WHAT IS NEEDED: Locate the lines where "unit" occurs and copy them as they stand.

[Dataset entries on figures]
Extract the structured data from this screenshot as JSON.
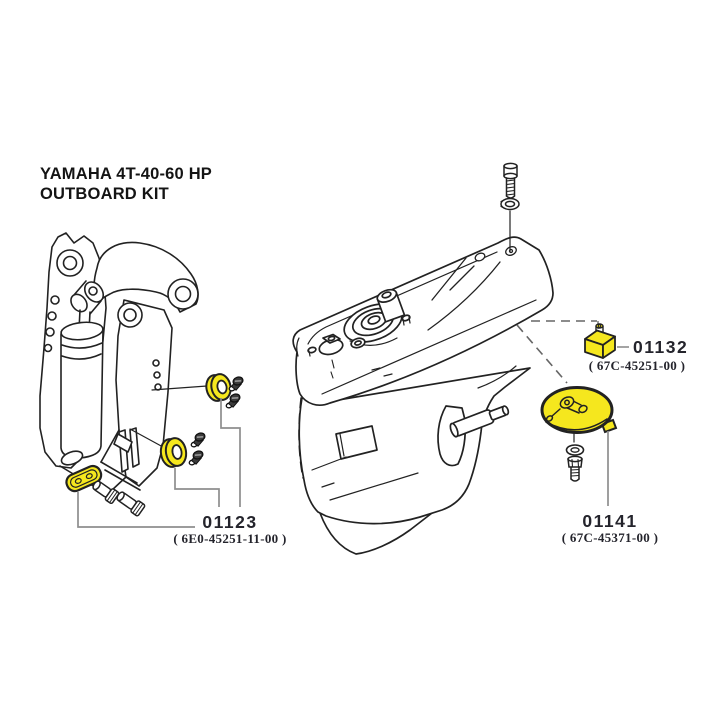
{
  "title": {
    "line1": "YAMAHA 4T-40-60 HP",
    "line2": "OUTBOARD KIT"
  },
  "parts": [
    {
      "number": "01123",
      "code": "( 6E0-45251-11-00 )",
      "description": "trim-tilt-bracket-anode-kit"
    },
    {
      "number": "01132",
      "code": "( 67C-45251-00 )",
      "description": "lower-unit-cube-anode"
    },
    {
      "number": "01141",
      "code": "( 67C-45371-00 )",
      "description": "lower-unit-disc-anode"
    }
  ],
  "colors": {
    "highlight": "#F5E71E",
    "line": "#222222",
    "leader": "#8E8E8E",
    "text": "#24242C",
    "background": "#FFFFFF"
  }
}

EXPECTED ANSWER:
      "description": "lower-unit-cube-anode"
      "description": "lower-unit-disc-anode"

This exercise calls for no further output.